Dataset items:
= = = =

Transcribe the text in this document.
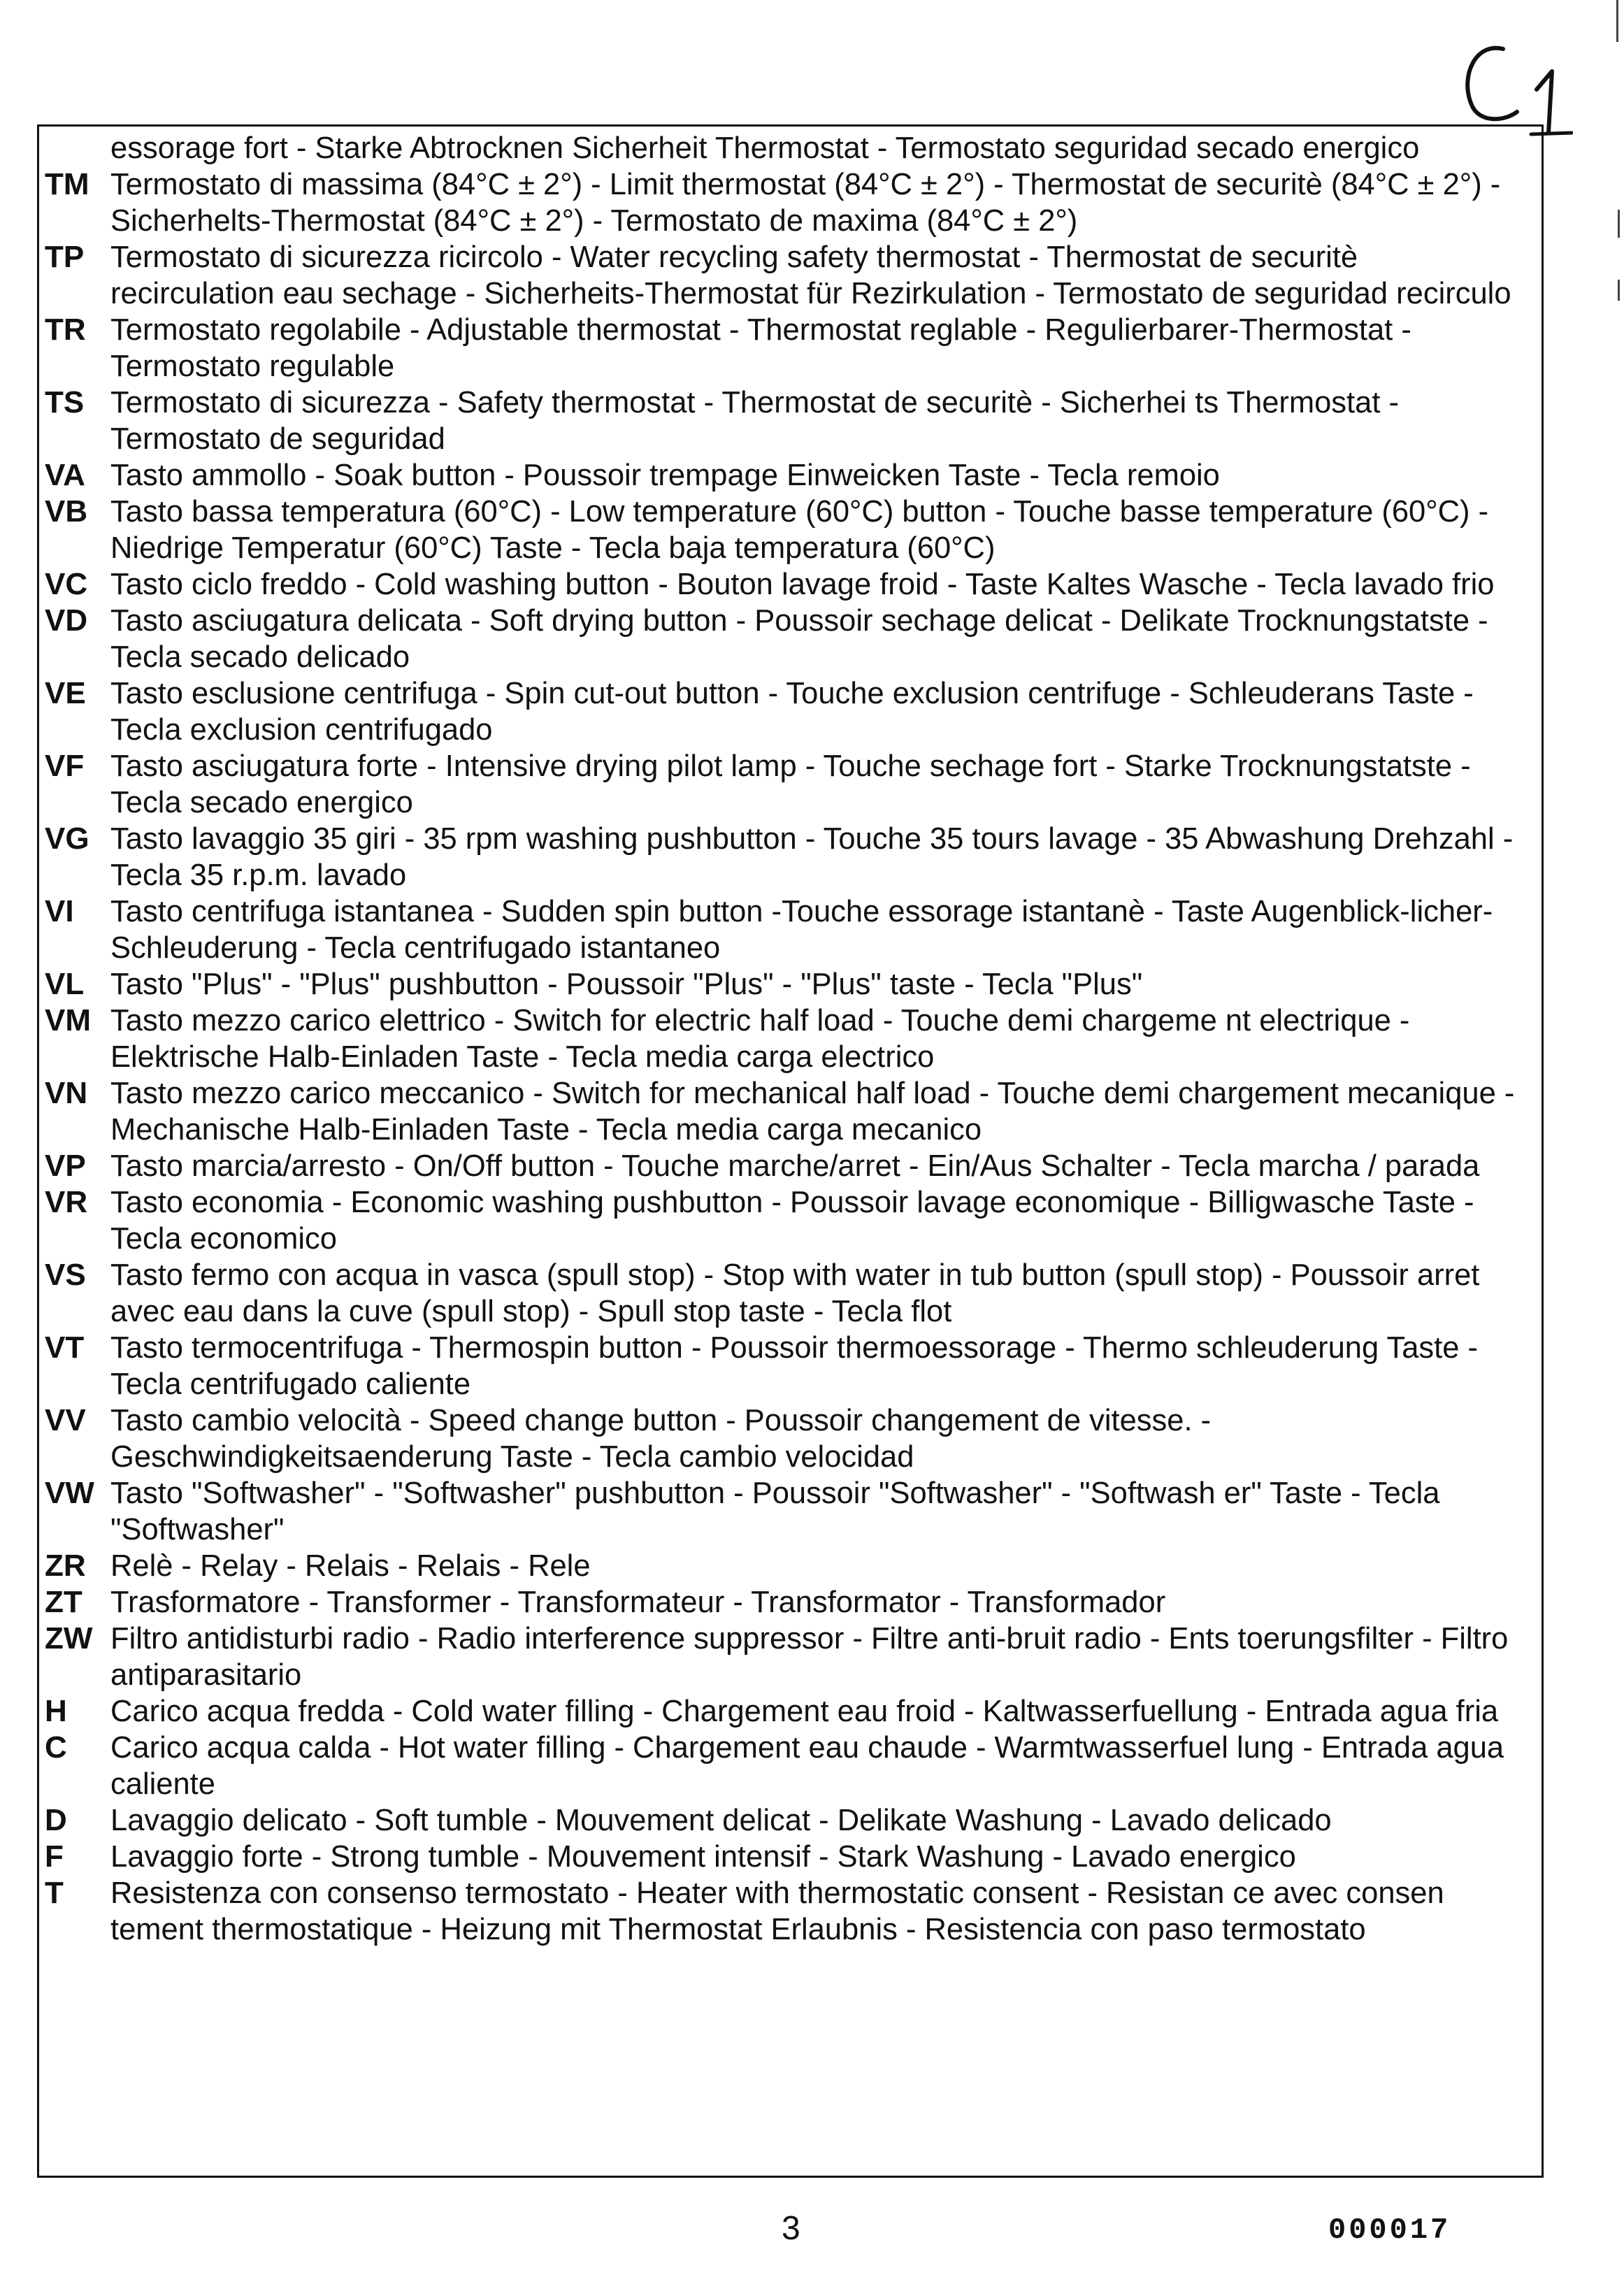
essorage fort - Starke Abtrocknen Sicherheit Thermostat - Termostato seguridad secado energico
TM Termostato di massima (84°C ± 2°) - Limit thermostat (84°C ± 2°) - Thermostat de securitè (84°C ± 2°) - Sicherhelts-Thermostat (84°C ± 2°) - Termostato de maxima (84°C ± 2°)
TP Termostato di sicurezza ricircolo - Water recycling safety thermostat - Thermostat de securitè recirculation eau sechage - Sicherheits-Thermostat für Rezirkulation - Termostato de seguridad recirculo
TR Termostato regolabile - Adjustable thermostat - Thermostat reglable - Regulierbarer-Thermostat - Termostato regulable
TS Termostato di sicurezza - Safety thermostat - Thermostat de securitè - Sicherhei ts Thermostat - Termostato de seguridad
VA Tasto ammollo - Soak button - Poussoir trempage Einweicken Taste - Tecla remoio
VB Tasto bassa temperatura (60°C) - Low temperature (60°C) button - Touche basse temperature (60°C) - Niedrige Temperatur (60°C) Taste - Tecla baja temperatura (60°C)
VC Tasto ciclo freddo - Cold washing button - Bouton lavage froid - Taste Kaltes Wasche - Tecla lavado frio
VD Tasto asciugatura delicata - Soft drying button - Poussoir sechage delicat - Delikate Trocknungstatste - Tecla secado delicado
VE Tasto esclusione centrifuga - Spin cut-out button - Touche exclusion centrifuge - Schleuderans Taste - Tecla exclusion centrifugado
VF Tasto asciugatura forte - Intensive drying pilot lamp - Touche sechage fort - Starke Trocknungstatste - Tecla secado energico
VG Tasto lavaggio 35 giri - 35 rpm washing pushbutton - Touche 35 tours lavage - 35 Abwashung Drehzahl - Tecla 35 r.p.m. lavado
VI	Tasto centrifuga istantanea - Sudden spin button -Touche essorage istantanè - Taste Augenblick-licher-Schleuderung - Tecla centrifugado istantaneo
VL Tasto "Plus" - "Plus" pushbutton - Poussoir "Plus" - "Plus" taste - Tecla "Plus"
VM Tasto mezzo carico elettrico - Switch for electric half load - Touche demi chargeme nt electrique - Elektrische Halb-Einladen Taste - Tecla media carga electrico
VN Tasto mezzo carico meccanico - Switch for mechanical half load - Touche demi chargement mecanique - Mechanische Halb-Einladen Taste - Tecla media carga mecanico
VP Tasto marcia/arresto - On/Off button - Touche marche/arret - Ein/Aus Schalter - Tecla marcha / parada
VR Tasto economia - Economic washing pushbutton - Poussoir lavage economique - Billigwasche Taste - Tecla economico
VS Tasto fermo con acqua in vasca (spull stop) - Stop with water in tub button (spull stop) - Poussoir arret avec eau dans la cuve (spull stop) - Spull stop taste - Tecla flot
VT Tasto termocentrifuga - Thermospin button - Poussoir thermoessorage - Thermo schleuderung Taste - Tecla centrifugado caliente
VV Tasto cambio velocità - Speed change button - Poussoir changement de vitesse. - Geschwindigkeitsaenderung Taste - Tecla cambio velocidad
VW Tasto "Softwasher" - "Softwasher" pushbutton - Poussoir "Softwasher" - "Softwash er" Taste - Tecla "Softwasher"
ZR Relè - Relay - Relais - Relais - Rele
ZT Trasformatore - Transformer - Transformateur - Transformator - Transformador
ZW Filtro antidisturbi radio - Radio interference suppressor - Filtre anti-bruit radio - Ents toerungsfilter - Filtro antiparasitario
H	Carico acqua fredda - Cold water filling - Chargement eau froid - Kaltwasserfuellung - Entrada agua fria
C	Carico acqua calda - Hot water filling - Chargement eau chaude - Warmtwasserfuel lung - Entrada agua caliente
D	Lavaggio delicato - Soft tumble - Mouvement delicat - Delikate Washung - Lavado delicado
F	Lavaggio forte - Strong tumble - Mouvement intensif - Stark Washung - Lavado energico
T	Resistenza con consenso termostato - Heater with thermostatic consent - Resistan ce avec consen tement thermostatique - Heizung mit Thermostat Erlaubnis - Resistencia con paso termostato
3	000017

= = = =

### TASK STATEMENT
Count how many lines of the material hold the string "Mouvement". Give the number and nothing more.

### THE SOLUTION
2